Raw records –
# # # #

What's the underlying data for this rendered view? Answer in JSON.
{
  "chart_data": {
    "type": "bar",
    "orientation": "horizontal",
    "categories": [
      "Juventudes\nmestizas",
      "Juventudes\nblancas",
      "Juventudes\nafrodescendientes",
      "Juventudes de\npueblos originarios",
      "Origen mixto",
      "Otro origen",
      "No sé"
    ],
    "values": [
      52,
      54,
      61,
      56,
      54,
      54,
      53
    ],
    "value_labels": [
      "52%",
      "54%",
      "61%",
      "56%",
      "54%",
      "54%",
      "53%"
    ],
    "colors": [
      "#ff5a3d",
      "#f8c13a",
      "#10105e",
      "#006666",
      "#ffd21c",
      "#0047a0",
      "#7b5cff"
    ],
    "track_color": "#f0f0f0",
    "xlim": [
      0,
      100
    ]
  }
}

# # # #

What needs to be done – Copy the data above in full, character for character.

Correct output –
What's the underlying data for this rendered view? Answer in JSON.
{
  "chart_data": {
    "type": "bar",
    "orientation": "horizontal",
    "categories": [
      "Juventudes\nmestizas",
      "Juventudes\nblancas",
      "Juventudes\nafrodescendientes",
      "Juventudes de\npueblos originarios",
      "Origen mixto",
      "Otro origen",
      "No sé"
    ],
    "values": [
      52,
      54,
      61,
      56,
      54,
      54,
      53
    ],
    "value_labels": [
      "52%",
      "54%",
      "61%",
      "56%",
      "54%",
      "54%",
      "53%"
    ],
    "colors": [
      "#ff5a3d",
      "#f8c13a",
      "#10105e",
      "#006666",
      "#ffd21c",
      "#0047a0",
      "#7b5cff"
    ],
    "track_color": "#f0f0f0",
    "xlim": [
      0,
      100
    ]
  }
}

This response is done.